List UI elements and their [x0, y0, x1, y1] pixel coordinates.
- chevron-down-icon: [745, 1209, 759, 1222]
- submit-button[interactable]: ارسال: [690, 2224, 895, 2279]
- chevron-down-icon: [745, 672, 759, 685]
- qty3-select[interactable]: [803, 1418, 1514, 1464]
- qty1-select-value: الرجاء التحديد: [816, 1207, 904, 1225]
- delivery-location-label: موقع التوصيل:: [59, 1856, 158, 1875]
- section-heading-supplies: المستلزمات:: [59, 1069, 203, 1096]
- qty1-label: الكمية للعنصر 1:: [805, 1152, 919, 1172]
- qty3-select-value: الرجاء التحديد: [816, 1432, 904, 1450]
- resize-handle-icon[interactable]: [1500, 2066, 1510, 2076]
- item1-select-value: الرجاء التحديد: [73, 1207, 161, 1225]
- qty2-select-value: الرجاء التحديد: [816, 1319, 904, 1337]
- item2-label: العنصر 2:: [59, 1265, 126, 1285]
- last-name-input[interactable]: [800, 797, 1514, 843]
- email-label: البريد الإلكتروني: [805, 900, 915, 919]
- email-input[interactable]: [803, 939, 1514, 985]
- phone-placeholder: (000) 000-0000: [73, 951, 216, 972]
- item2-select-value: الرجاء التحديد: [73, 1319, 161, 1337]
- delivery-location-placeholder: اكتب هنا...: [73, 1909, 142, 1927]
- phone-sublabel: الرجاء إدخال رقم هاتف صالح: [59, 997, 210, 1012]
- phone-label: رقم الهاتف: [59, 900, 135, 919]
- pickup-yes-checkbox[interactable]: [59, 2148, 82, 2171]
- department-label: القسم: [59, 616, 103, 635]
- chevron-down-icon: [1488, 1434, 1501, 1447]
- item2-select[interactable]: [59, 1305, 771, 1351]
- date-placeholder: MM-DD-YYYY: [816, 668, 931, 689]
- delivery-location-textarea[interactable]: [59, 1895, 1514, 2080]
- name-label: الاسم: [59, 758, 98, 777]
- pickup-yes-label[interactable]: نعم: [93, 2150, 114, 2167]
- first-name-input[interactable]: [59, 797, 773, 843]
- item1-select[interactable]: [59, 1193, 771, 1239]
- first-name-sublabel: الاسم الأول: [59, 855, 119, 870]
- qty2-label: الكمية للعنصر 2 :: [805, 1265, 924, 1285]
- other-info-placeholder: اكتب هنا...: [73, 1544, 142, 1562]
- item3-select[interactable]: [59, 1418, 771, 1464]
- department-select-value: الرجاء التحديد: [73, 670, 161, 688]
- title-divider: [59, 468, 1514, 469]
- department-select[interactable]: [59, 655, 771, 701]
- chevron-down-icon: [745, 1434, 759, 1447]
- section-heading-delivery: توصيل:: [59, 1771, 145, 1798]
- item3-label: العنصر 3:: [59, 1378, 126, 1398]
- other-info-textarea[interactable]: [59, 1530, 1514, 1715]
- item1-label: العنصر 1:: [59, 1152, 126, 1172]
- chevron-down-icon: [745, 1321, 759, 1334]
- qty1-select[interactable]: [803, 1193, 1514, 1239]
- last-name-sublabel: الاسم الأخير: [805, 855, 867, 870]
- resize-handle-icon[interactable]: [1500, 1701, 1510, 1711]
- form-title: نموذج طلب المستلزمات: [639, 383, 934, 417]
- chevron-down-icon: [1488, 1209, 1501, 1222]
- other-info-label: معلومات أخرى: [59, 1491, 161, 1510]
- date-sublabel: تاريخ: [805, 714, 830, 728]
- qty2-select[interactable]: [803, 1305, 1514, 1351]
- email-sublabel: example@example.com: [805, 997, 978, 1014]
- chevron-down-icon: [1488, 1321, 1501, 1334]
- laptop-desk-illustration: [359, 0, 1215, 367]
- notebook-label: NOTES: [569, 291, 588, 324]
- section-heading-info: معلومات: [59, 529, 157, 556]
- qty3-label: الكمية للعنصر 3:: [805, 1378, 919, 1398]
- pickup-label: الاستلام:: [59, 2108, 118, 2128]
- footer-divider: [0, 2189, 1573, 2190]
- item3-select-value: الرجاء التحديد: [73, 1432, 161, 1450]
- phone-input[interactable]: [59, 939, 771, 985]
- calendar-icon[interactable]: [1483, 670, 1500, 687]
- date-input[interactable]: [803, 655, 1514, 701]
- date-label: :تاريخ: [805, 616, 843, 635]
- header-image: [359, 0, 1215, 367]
--------------------
*WHAT IS EXPECTED*:
Arrange everything from the start of the records down to the line containing "- chevron-down-icon: [745, 1434, 759, 1447]", both included, as a numbered list, leaving out blank lines.

*FINISHED TASK*:
1. List UI elements and their [x0, y0, x1, y1] pixel coordinates.
2. - chevron-down-icon: [745, 1209, 759, 1222]
3. - submit-button[interactable]: ارسال: [690, 2224, 895, 2279]
4. - chevron-down-icon: [745, 672, 759, 685]
5. - qty3-select[interactable]: [803, 1418, 1514, 1464]
6. - qty1-select-value: الرجاء التحديد: [816, 1207, 904, 1225]
7. - delivery-location-label: موقع التوصيل:: [59, 1856, 158, 1875]
8. - section-heading-supplies: المستلزمات:: [59, 1069, 203, 1096]
9. - qty1-label: الكمية للعنصر 1:: [805, 1152, 919, 1172]
10. - qty3-select-value: الرجاء التحديد: [816, 1432, 904, 1450]
11. - resize-handle-icon[interactable]: [1500, 2066, 1510, 2076]
12. - item1-select-value: الرجاء التحديد: [73, 1207, 161, 1225]
13. - qty2-select-value: الرجاء التحديد: [816, 1319, 904, 1337]
14. - item2-label: العنصر 2:: [59, 1265, 126, 1285]
15. - last-name-input[interactable]: [800, 797, 1514, 843]
16. - email-label: البريد الإلكتروني: [805, 900, 915, 919]
17. - email-input[interactable]: [803, 939, 1514, 985]
18. - phone-placeholder: (000) 000-0000: [73, 951, 216, 972]
19. - item2-select-value: الرجاء التحديد: [73, 1319, 161, 1337]
20. - delivery-location-placeholder: اكتب هنا...: [73, 1909, 142, 1927]
21. - phone-sublabel: الرجاء إدخال رقم هاتف صالح: [59, 997, 210, 1012]
22. - phone-label: رقم الهاتف: [59, 900, 135, 919]
23. - pickup-yes-checkbox[interactable]: [59, 2148, 82, 2171]
24. - department-label: القسم: [59, 616, 103, 635]
25. - chevron-down-icon: [1488, 1434, 1501, 1447]
26. - item2-select[interactable]: [59, 1305, 771, 1351]
27. - date-placeholder: MM-DD-YYYY: [816, 668, 931, 689]
28. - delivery-location-textarea[interactable]: [59, 1895, 1514, 2080]
29. - name-label: الاسم: [59, 758, 98, 777]
30. - pickup-yes-label[interactable]: نعم: [93, 2150, 114, 2167]
31. - first-name-input[interactable]: [59, 797, 773, 843]
32. - item1-select[interactable]: [59, 1193, 771, 1239]
33. - first-name-sublabel: الاسم الأول: [59, 855, 119, 870]
34. - qty2-label: الكمية للعنصر 2 :: [805, 1265, 924, 1285]
35. - other-info-placeholder: اكتب هنا...: [73, 1544, 142, 1562]
36. - item3-select[interactable]: [59, 1418, 771, 1464]
37. - department-select-value: الرجاء التحديد: [73, 670, 161, 688]
38. - title-divider: [59, 468, 1514, 469]
39. - department-select[interactable]: [59, 655, 771, 701]
40. - chevron-down-icon: [745, 1434, 759, 1447]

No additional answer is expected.